_Collected data_
--------------------------------------------------

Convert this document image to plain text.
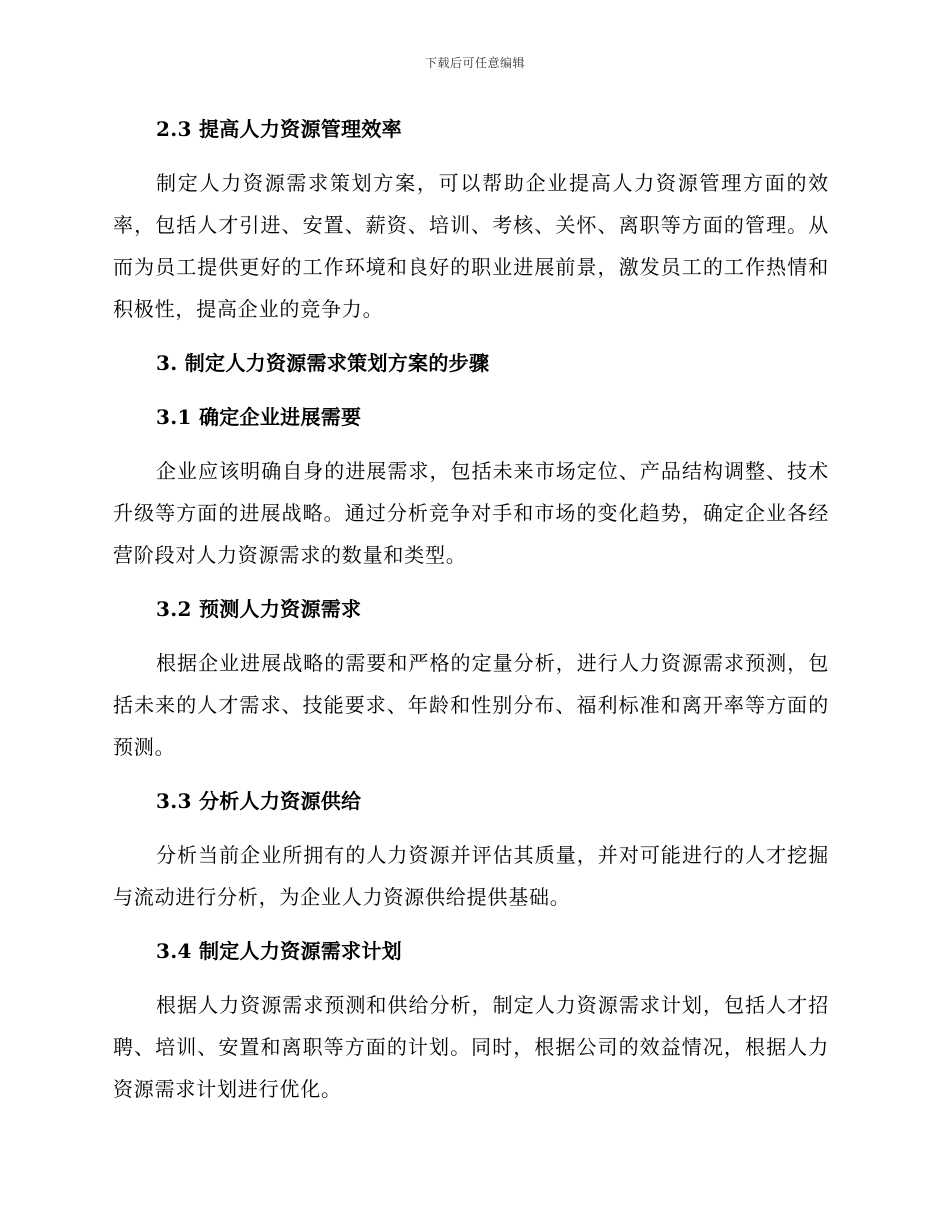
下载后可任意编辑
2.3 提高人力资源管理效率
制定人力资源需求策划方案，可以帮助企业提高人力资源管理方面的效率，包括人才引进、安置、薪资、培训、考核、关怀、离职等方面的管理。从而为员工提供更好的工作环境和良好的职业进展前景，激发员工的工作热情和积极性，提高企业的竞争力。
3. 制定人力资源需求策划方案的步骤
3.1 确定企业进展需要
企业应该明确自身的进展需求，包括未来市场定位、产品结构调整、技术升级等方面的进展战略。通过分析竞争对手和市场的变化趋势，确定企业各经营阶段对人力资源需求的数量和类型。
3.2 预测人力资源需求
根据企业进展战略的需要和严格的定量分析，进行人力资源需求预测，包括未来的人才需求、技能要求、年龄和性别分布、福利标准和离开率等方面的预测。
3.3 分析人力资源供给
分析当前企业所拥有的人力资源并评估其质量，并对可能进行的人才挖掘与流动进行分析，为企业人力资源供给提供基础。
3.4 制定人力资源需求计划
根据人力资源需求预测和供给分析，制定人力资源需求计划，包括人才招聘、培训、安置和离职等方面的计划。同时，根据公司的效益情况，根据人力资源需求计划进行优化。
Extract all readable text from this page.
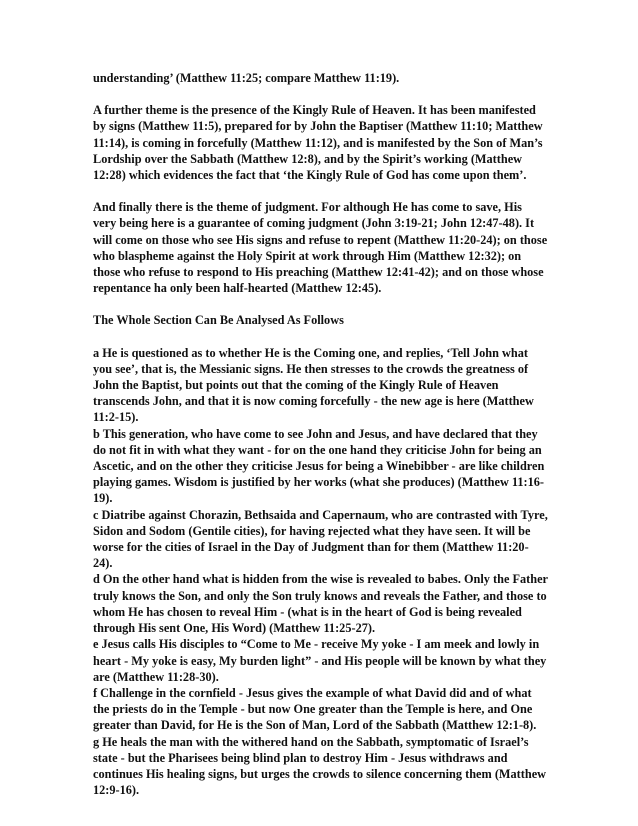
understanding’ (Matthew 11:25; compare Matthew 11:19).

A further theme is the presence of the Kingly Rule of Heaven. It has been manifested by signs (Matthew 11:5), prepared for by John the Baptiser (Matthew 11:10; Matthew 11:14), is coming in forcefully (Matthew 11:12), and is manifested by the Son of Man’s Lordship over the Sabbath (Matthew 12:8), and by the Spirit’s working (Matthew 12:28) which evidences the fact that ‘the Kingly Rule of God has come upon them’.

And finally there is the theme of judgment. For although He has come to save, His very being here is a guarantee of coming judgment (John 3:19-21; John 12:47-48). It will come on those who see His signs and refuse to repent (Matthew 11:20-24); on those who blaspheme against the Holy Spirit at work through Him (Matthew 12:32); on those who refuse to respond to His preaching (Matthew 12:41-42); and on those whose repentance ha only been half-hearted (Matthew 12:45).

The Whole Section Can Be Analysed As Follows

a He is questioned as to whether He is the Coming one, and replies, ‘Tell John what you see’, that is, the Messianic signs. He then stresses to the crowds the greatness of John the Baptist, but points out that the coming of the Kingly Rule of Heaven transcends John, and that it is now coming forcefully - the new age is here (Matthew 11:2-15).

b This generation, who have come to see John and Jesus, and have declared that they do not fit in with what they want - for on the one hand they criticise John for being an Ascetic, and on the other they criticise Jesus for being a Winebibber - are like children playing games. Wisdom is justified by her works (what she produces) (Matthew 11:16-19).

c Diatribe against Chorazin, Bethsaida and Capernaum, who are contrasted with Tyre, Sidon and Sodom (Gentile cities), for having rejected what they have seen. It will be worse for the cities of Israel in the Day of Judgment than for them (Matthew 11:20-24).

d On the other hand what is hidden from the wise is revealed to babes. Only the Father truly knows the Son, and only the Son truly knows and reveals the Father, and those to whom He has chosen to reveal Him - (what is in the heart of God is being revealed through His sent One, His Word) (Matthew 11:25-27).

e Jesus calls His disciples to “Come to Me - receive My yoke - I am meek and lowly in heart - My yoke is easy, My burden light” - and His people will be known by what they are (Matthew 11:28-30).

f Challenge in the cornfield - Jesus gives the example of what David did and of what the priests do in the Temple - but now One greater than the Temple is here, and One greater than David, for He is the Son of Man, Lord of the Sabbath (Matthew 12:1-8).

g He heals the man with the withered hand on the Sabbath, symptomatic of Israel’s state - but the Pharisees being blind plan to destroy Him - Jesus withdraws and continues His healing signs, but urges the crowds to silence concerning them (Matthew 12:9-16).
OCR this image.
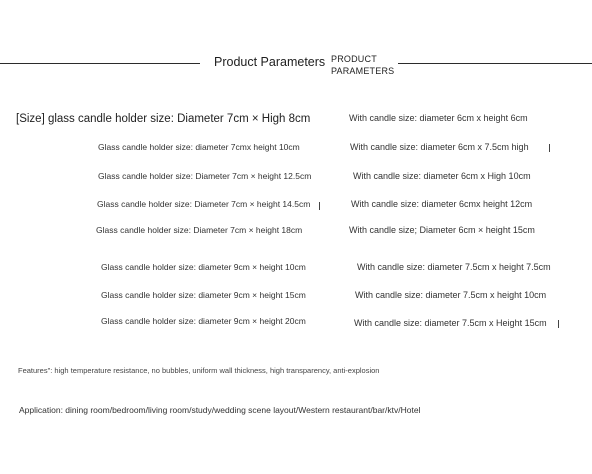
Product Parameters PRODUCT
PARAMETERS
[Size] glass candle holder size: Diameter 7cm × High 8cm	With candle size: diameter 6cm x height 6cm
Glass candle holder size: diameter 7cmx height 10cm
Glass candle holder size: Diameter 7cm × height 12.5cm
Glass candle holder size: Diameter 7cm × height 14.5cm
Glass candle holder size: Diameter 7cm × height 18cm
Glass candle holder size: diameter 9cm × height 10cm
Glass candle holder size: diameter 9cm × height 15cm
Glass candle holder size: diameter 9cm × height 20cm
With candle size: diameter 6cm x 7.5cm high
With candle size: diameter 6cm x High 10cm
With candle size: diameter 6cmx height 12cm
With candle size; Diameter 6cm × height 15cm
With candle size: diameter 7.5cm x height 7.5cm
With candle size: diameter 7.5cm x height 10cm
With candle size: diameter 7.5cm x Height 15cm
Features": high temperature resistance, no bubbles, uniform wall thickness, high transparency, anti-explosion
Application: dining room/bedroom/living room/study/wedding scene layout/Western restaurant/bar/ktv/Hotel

--------------------------------------------------

_Stated goal_
From the entries above, extract each line containing "text".

_Task output_
Convert this document image to plain text.
Extract all readable text from this page.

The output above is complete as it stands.